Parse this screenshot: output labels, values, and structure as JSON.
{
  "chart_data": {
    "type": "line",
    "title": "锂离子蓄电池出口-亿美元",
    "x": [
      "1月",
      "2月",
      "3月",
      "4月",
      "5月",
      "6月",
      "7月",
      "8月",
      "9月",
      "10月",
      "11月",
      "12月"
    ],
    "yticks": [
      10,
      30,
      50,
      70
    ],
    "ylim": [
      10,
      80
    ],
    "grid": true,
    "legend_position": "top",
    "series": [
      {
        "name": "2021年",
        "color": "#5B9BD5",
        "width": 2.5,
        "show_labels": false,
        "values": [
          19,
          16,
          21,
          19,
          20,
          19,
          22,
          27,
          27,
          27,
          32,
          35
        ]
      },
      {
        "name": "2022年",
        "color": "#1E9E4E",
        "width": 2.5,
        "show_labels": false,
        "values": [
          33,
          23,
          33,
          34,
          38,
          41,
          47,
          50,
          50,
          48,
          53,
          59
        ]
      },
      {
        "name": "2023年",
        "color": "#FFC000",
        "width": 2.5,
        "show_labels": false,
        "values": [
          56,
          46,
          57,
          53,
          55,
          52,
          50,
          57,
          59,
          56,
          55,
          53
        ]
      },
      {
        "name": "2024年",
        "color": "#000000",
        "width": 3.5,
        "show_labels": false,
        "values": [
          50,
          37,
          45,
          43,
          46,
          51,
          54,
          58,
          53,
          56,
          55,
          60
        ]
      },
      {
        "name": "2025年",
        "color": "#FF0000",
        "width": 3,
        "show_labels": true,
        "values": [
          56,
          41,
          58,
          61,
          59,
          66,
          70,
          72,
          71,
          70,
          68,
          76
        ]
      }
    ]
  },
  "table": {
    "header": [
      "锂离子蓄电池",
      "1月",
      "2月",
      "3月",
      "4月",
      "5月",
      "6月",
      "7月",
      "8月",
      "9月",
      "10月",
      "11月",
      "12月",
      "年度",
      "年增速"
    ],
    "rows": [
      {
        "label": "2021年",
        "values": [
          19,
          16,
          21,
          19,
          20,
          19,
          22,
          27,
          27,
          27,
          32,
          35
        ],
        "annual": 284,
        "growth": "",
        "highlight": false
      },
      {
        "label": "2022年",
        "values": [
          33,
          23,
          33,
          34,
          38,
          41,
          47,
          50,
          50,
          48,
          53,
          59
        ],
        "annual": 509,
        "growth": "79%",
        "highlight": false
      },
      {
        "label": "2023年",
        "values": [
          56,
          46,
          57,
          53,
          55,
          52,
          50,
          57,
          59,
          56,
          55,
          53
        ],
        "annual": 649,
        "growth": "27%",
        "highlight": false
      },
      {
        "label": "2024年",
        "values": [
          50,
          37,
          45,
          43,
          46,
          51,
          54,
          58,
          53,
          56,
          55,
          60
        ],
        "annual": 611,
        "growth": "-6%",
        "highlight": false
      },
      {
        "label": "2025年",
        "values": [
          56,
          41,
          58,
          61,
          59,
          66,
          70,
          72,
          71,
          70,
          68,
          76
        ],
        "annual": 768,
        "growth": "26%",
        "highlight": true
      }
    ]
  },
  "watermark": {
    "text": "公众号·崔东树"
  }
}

# # # #

Instruction
Gather from the data above every line with the string "color".

Exercise response
        "color": "#5B9BD5",
        "color": "#1E9E4E",
        "color": "#FFC000",
        "color": "#000000",
        "color": "#FF0000",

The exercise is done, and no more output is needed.